— START OF Materials provided —
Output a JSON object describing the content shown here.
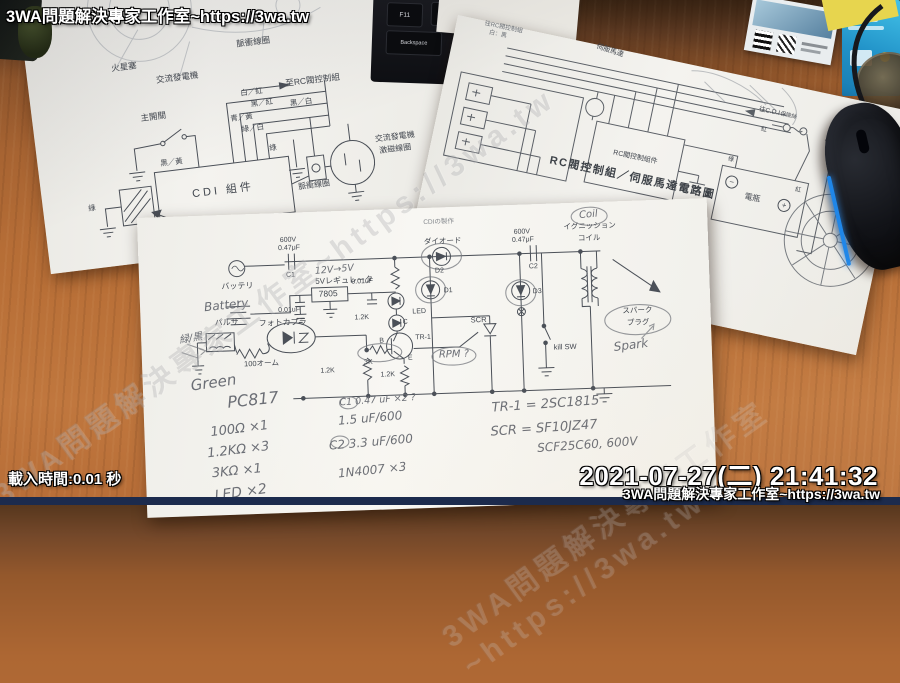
{
  "overlay": {
    "watermark_top": "3WA問題解決專家工作室~https://3wa.tw",
    "load_time": "載入時間:0.01 秒",
    "timestamp": "2021-07-27(二) 21:41:32",
    "watermark_bottom": "3WA問題解決專家工作室~https://3wa.tw",
    "watermark_diagonal": "3WA問題解決專家工作室~https://3wa.tw"
  },
  "colors": {
    "overlay_text": "#ffffff",
    "bottom_bar": "#1c2b4d",
    "mouse_led": "#2a8cf0",
    "desk_wood": "#b86f37"
  },
  "background": {
    "keys": [
      "F11",
      "F12",
      "Backspace"
    ]
  },
  "left_paper": {
    "spark_plug_top": "火星塞",
    "ac_generator_top": "交流發電機",
    "pulse_coil_top": "脈衝線圈",
    "to_rc_valve": "至RC閥控制組",
    "main_switch": "主開關",
    "wire_black_white": "黑／白",
    "wire_white_red": "白／紅",
    "wire_black_red": "黑／紅",
    "wire_blue_yellow": "青／黃",
    "wire_green_white": "綠／白",
    "wire_black_yellow": "黑／黃",
    "wire_green_1": "綠",
    "wire_green_2": "綠",
    "cdi_unit": "CDI 組件",
    "ignition_coil": "點火線圈",
    "pulse_coil_right": "脈衝線圈",
    "ac_generator_right": "交流發電機",
    "exciter_coil": "激磁線圈",
    "spark_plug_bottom": "火星塞"
  },
  "right_paper": {
    "caption_line1": "往RC閥控制組",
    "caption_line2": "白：黑",
    "servo_motor": "伺服馬達",
    "to_cdi": "往C.D.I",
    "rc_valve_unit": "RC閥控制組件",
    "fuse": "保險絲",
    "wire_red_top": "紅",
    "wire_red_bottom": "紅",
    "wire_green": "綠",
    "battery": "電瓶",
    "minus": "−",
    "plus": "+",
    "title": "RC閥控制組／伺服馬達電路圖",
    "page_number": "—23—"
  },
  "center_paper": {
    "typed": {
      "sheet_title": "CDIの製作",
      "c1_voltage": "600V",
      "c1_value": "0.47μF",
      "c1_label": "C1",
      "battery": "バッテリ",
      "regulator": "5Vレギュレータ",
      "regulator_ic": "7805",
      "cap_left": "0.01uF",
      "cap_right": "0.01uF",
      "pulser": "パルサ",
      "photocoupler": "フォトカプラ",
      "r_100": "100オーム",
      "r_12k_a": "1.2K",
      "r_12k_b": "1.2K",
      "r_12k_c": "1.2K",
      "r_3k": "3K",
      "led": "LED",
      "d1": "D1",
      "d2": "D2",
      "d3": "D3",
      "diode": "ダイオード",
      "c2_voltage": "600V",
      "c2_value": "0.47μF",
      "c2_label": "C2",
      "ignition_line1": "イグニッション",
      "ignition_line2": "コイル",
      "spark_line1": "スパーク",
      "spark_line2": "プラグ",
      "scr": "SCR",
      "kill_sw": "kill SW",
      "tr1": "TR-1",
      "tr_b": "B",
      "tr_c": "C",
      "tr_e": "E"
    },
    "handwritten": {
      "battery_en": "Battery",
      "wire_green_black": "緑/黒",
      "reg_note": "12V→5V",
      "green_en": "Green",
      "pc817": "PC817",
      "rpm_note": "RPM ?",
      "coil_en": "Coil",
      "spark_en": "Spark",
      "c1_note": "C1  0.47 uF ×2 ?",
      "c1_alt": "1.5 uF/600",
      "c2_note": "C2  3.3 uF/600",
      "diode_note": "1N4007 ×3",
      "parts": [
        "100Ω ×1",
        "1.2KΩ ×3",
        "3KΩ ×1",
        "LED ×2"
      ],
      "tr_note": "TR-1 = 2SC1815",
      "scr_note": "SCR = SF10JZ47",
      "scr_note2": "SCF25C60, 600V"
    }
  }
}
— END OF Materials provided —
Requirement: Going through the entries above line by line, work out how many lines include the word "https". Only the number is required.

Exercise response: 3